Given problem:
Of the lines in the listing, how many include the string "semanas"? Write the number and nothing else.

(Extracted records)
───

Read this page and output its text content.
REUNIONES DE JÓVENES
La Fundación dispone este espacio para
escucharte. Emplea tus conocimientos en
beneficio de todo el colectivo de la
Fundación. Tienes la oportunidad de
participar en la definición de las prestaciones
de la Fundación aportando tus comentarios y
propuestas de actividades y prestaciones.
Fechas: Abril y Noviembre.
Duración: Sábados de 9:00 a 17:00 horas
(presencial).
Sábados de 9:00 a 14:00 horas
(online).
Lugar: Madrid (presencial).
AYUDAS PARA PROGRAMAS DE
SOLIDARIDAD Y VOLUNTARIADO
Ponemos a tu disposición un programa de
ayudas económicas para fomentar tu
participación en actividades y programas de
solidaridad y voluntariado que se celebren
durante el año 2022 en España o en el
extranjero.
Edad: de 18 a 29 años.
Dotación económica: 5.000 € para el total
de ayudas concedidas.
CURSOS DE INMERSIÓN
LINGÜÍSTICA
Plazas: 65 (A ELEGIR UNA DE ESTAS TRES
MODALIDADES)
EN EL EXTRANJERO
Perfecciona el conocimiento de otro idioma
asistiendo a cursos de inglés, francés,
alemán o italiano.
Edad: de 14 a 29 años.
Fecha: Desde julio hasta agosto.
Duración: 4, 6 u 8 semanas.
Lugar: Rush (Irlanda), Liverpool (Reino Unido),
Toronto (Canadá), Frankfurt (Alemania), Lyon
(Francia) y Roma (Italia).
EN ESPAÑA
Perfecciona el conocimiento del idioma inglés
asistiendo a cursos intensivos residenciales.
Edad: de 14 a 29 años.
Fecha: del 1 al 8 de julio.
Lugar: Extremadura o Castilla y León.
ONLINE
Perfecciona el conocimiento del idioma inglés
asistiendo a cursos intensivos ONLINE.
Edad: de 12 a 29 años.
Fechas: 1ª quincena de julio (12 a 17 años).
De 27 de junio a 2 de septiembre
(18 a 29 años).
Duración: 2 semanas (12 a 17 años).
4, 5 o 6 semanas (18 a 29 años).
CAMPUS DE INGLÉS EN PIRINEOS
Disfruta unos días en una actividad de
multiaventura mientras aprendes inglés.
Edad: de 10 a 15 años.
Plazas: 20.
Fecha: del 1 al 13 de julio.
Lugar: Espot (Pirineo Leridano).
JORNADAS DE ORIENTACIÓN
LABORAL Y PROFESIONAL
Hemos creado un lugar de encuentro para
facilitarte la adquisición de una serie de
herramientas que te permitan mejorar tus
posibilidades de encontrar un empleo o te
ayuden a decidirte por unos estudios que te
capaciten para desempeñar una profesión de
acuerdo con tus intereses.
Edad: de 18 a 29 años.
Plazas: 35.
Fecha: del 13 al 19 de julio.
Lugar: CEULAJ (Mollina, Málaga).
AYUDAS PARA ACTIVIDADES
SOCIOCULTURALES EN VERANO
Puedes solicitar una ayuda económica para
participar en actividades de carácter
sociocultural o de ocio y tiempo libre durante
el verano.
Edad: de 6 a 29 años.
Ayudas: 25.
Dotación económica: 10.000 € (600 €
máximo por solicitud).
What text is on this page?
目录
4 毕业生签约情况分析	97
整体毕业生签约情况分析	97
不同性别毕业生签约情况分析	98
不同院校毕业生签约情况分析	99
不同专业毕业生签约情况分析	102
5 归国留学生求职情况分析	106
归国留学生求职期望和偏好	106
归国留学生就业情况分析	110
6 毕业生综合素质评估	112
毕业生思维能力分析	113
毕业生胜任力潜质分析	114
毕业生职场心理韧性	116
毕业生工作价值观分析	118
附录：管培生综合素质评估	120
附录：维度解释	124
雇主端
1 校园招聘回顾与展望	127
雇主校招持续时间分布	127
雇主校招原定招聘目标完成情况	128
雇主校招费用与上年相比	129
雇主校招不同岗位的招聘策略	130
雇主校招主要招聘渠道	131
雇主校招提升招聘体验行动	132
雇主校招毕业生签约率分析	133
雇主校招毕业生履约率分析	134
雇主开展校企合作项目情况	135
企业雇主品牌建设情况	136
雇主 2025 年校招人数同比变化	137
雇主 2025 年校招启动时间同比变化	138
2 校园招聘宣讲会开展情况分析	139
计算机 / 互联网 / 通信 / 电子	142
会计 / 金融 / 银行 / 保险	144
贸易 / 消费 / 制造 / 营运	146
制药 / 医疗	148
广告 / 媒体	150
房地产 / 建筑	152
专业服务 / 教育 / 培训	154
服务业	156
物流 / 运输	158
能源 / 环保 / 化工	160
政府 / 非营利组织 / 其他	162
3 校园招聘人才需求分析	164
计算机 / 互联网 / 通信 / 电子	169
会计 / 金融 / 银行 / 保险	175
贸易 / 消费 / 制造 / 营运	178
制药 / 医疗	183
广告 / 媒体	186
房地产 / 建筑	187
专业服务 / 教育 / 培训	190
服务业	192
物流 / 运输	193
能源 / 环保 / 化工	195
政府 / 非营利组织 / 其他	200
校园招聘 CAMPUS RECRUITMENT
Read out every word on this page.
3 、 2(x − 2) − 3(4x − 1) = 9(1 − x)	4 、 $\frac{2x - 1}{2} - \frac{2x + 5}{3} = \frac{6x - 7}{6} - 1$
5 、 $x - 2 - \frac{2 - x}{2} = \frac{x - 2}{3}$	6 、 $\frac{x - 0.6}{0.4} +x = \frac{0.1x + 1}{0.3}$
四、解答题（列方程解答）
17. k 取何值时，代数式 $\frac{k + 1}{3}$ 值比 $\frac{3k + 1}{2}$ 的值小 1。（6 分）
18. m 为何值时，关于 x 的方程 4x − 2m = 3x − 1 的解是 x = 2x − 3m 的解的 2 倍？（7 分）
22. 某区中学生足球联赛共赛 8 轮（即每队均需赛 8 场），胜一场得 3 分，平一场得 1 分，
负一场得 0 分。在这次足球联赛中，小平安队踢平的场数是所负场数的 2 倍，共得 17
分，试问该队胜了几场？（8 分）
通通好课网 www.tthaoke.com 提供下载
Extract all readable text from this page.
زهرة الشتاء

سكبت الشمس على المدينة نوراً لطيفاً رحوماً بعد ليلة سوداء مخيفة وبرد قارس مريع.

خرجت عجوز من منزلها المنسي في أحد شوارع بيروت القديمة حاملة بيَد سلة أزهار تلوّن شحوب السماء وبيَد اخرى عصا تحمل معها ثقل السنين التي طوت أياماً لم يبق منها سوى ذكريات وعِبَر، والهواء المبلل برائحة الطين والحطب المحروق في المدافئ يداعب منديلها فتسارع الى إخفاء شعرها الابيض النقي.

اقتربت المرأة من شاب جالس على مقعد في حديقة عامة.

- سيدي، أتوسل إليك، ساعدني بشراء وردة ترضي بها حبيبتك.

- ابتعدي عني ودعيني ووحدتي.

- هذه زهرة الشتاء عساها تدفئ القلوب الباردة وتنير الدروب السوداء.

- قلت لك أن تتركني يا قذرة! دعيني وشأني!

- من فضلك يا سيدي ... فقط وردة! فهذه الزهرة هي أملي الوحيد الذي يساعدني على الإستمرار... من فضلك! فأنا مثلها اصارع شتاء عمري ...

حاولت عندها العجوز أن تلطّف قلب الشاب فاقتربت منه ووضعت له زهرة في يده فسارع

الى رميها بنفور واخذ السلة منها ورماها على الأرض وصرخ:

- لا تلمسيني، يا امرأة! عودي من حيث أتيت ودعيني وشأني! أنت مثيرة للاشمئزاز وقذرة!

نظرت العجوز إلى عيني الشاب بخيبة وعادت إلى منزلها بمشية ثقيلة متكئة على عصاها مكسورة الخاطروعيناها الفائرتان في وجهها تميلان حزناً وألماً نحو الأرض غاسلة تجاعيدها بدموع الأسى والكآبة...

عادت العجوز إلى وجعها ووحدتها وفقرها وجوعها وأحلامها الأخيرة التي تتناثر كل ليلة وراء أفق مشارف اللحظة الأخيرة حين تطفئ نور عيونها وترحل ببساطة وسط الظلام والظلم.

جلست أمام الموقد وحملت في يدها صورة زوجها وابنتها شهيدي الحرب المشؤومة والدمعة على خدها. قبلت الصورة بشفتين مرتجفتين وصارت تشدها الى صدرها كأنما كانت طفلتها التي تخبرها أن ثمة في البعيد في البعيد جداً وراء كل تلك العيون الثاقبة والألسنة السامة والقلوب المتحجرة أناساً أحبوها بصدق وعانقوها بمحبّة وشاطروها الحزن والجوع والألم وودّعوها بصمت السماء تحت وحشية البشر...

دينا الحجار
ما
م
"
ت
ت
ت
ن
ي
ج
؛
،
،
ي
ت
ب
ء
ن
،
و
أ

───

The output:
3